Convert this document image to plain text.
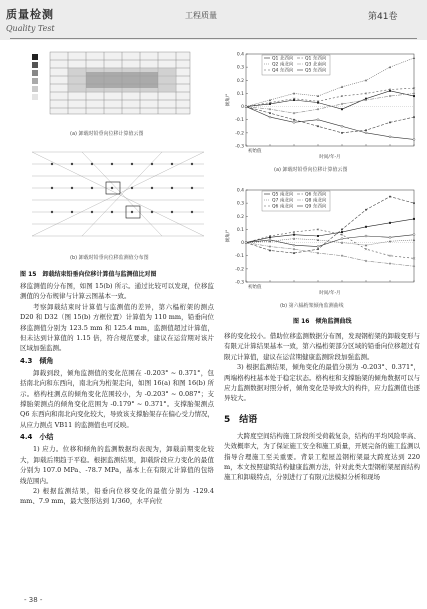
质量检测
Quality Test
工程质量	第41卷
(a) 卸载时铅垂向位移计算值云图
(b) 卸载时铅垂向位移监测值分布图
图 15　卸载结束铅垂向位移计算值与监测值比对图
0.4
0.3
0.2
0.1
0
-0.1
-0.2
-0.3
初始值
倾角/°
时间/年-月
Q1 北西向	Q1 东西向
Q2 南北向	Q3 北南向
Q4 东西向	Q5 东西向
(a) 卸载时铅垂向位移计算值云图
0.4
0.3
0.2
0.1
0
-0.1
-0.2
-0.3
初始值
倾角/°
时间/年-月
Q5 南北向	Q6 东西向
Q7 南北向	Q8 南北向
Q6 南北向	Q9 东西向
(b) 第六榀桁架倾角监测曲线
图 16　倾角监测曲线
移监测值的分布图，如图 15(b) 所示。通过比较可以发现，位移监测值的分布规律与计算云图基本一致。
考察卸载结束时计算值与监测值的差异，第六榀桁架的测点 D20 和 D32（图 15(b) 方框位置）计算值为 110 mm，铅垂向位移监测值分别为 123.5 mm 和 125.4 mm，监测值超过计算值，但未达到计算值的 1.15 倍，符合规范要求，建议在运营期对该片区域加强监测。
4.3　倾角
卸载到段，倾角监测值的变化范围在 -0.203° ~ 0.371°，包括南北向和东西向，南北向为桁架走向，如图 16(a) 和图 16(b) 所示。格构柱测点的倾角变化范围较小，为 -0.203° ~ 0.087°；支撑胎架测点的倾角变化范围为 -0.179° ~ 0.371°。支撑胎架测点 Q6 东西向和南北向变化较大，导致该支撑胎架存在偏心受力情况，从应力测点 VB11 的监测值也可反映。
4.4　小结
1) 应力。位移和倾角的监测数据均表现为，卸载前期变化较大，卸载后期趋于平稳。根据监测结果，卸载阶段应力变化的最值分别为 107.0 MPa、-78.7 MPa，基本上在有限元计算值的包络线范围内。
2) 根据监测结果，铅垂向位移变化的最值分别为 -129.4 mm、7.9 mm，最大竖形达到 1/360，水平向位
移的变化较小。借助位移监测数据分布图，发现钢桁架的卸载变形与有限元计算结果基本一致，第六榀桁架部分区域的铅垂向位移超过有限元计算值，建议在运营期健康监测阶段加强监测。
3) 根据监测结果，倾角变化的最值分别为 -0.203°、0.371°，两端格构柱基本处于稳定状态。格构柱和支撑胎架的倾角数据可以与应力监测数据对照分析，倾角变化是导致大的构件，应力监测值也逐异较大。
5　结语
大跨度空间结构施工阶段所受荷载复杂，结构的平均风险率高、失效概率大，为了保证施工安全和施工质量，开展完备的施工监测以指导合理施工至关重要。背景工程屋盖钢桁架最大跨度达到 220 m，本文按照建筑结构健康监测方法，针对此类大型钢桁架屋面结构施工和卸载特点，分别进行了有限元法模拟分析和现场
- 38 -
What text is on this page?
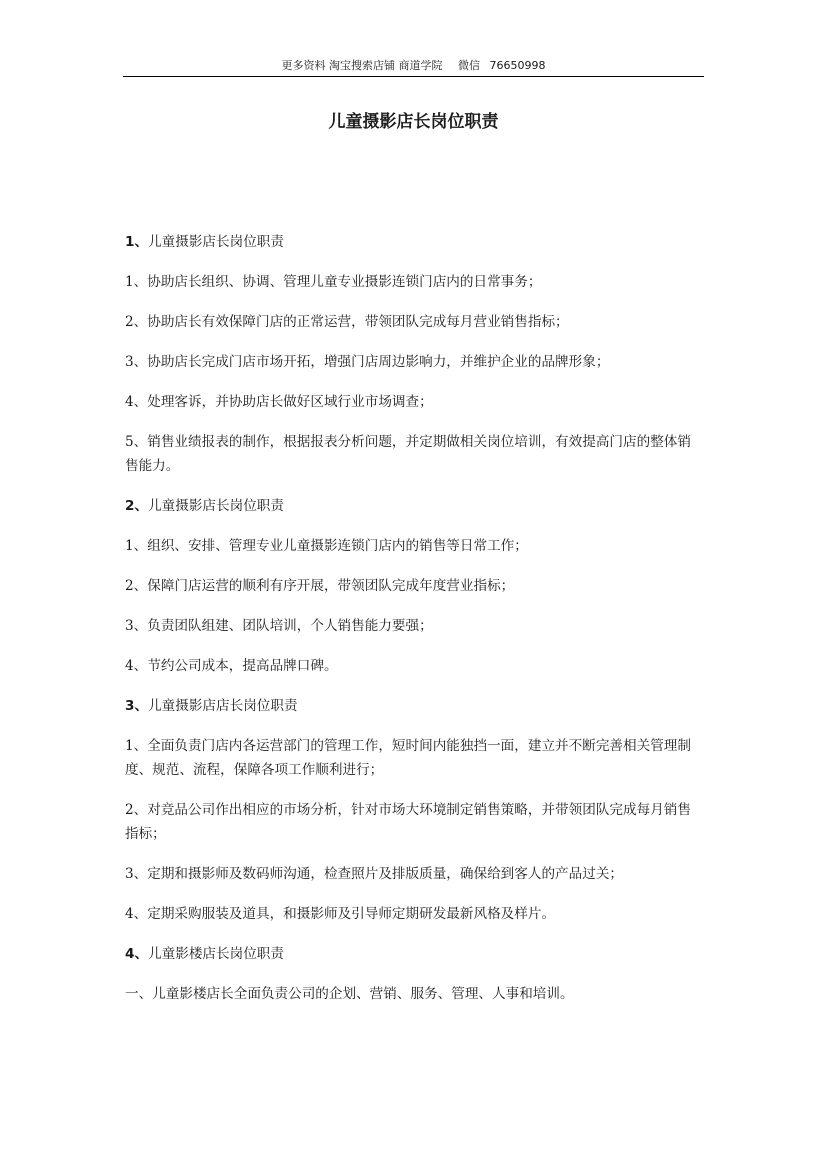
更多资料 淘宝搜索店铺 商道学院 微信 76650998
儿童摄影店长岗位职责
1、儿童摄影店长岗位职责
1、协助店长组织、协调、管理儿童专业摄影连锁门店内的日常事务；
2、协助店长有效保障门店的正常运营，带领团队完成每月营业销售指标；
3、协助店长完成门店市场开拓，增强门店周边影响力，并维护企业的品牌形象；
4、处理客诉，并协助店长做好区域行业市场调查；
5、销售业绩报表的制作，根据报表分析问题，并定期做相关岗位培训，有效提高门店的整体销售能力。
2、儿童摄影店长岗位职责
1、组织、安排、管理专业儿童摄影连锁门店内的销售等日常工作；
2、保障门店运营的顺利有序开展，带领团队完成年度营业指标；
3、负责团队组建、团队培训，个人销售能力要强；
4、节约公司成本，提高品牌口碑。
3、儿童摄影店店长岗位职责
1、全面负责门店内各运营部门的管理工作，短时间内能独挡一面，建立并不断完善相关管理制度、规范、流程，保障各项工作顺利进行；
2、对竞品公司作出相应的市场分析，针对市场大环境制定销售策略，并带领团队完成每月销售指标；
3、定期和摄影师及数码师沟通，检查照片及排版质量，确保给到客人的产品过关；
4、定期采购服装及道具，和摄影师及引导师定期研发最新风格及样片。
4、儿童影楼店长岗位职责
一、儿童影楼店长全面负责公司的企划、营销、服务、管理、人事和培训。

====

> EXERCISE DETAILS
The pictures in the entries should be left out; output everything else exactly.

> ANSWER IN FULL
Convert this document image to plain text.
质量检测
Quality Test
工程质量	第41卷
(a) 卸载时铅垂向位移计算值云图
(b) 卸载时铅垂向位移监测值分布图
图 15　卸载结束铅垂向位移计算值与监测值比对图
0.4
0.3
0.2
0.1
0
-0.1
-0.2
-0.3
初始值
倾角/°
时间/年-月
Q1 北西向	Q1 东西向
Q2 南北向	Q3 北南向
Q4 东西向	Q5 东西向
(a) 卸载时铅垂向位移计算值云图
0.4
0.3
0.2
0.1
0
-0.1
-0.2
-0.3
初始值
倾角/°
时间/年-月
Q5 南北向	Q6 东西向
Q7 南北向	Q8 南北向
Q6 南北向	Q9 东西向
(b) 第六榀桁架倾角监测曲线
图 16　倾角监测曲线
移监测值的分布图，如图 15(b) 所示。通过比较可以发现，位移监测值的分布规律与计算云图基本一致。
考察卸载结束时计算值与监测值的差异，第六榀桁架的测点 D20 和 D32（图 15(b) 方框位置）计算值为 110 mm，铅垂向位移监测值分别为 123.5 mm 和 125.4 mm，监测值超过计算值，但未达到计算值的 1.15 倍，符合规范要求，建议在运营期对该片区域加强监测。
4.3　倾角
卸载到段，倾角监测值的变化范围在 -0.203° ~ 0.371°，包括南北向和东西向，南北向为桁架走向，如图 16(a) 和图 16(b) 所示。格构柱测点的倾角变化范围较小，为 -0.203° ~ 0.087°；支撑胎架测点的倾角变化范围为 -0.179° ~ 0.371°。支撑胎架测点 Q6 东西向和南北向变化较大，导致该支撑胎架存在偏心受力情况，从应力测点 VB11 的监测值也可反映。
4.4　小结
1) 应力。位移和倾角的监测数据均表现为，卸载前期变化较大，卸载后期趋于平稳。根据监测结果，卸载阶段应力变化的最值分别为 107.0 MPa、-78.7 MPa，基本上在有限元计算值的包络线范围内。
2) 根据监测结果，铅垂向位移变化的最值分别为 -129.4 mm、7.9 mm，最大竖形达到 1/360，水平向位
移的变化较小。借助位移监测数据分布图，发现钢桁架的卸载变形与有限元计算结果基本一致，第六榀桁架部分区域的铅垂向位移超过有限元计算值，建议在运营期健康监测阶段加强监测。
3) 根据监测结果，倾角变化的最值分别为 -0.203°、0.371°，两端格构柱基本处于稳定状态。格构柱和支撑胎架的倾角数据可以与应力监测数据对照分析，倾角变化是导致大的构件，应力监测值也逐异较大。
5　结语
大跨度空间结构施工阶段所受荷载复杂，结构的平均风险率高、失效概率大，为了保证施工安全和施工质量，开展完备的施工监测以指导合理施工至关重要。背景工程屋盖钢桁架最大跨度达到 220 m，本文按照建筑结构健康监测方法，针对此类大型钢桁架屋面结构施工和卸载特点，分别进行了有限元法模拟分析和现场
- 38 -
What text is on this page?
更多资料 淘宝搜索店铺 商道学院 微信 76650998
儿童摄影店长岗位职责
1、儿童摄影店长岗位职责
1、协助店长组织、协调、管理儿童专业摄影连锁门店内的日常事务；
2、协助店长有效保障门店的正常运营，带领团队完成每月营业销售指标；
3、协助店长完成门店市场开拓，增强门店周边影响力，并维护企业的品牌形象；
4、处理客诉，并协助店长做好区域行业市场调查；
5、销售业绩报表的制作，根据报表分析问题，并定期做相关岗位培训，有效提高门店的整体销售能力。
2、儿童摄影店长岗位职责
1、组织、安排、管理专业儿童摄影连锁门店内的销售等日常工作；
2、保障门店运营的顺利有序开展，带领团队完成年度营业指标；
3、负责团队组建、团队培训，个人销售能力要强；
4、节约公司成本，提高品牌口碑。
3、儿童摄影店店长岗位职责
1、全面负责门店内各运营部门的管理工作，短时间内能独挡一面，建立并不断完善相关管理制度、规范、流程，保障各项工作顺利进行；
2、对竞品公司作出相应的市场分析，针对市场大环境制定销售策略，并带领团队完成每月销售指标；
3、定期和摄影师及数码师沟通，检查照片及排版质量，确保给到客人的产品过关；
4、定期采购服装及道具，和摄影师及引导师定期研发最新风格及样片。
4、儿童影楼店长岗位职责
一、儿童影楼店长全面负责公司的企划、营销、服务、管理、人事和培训。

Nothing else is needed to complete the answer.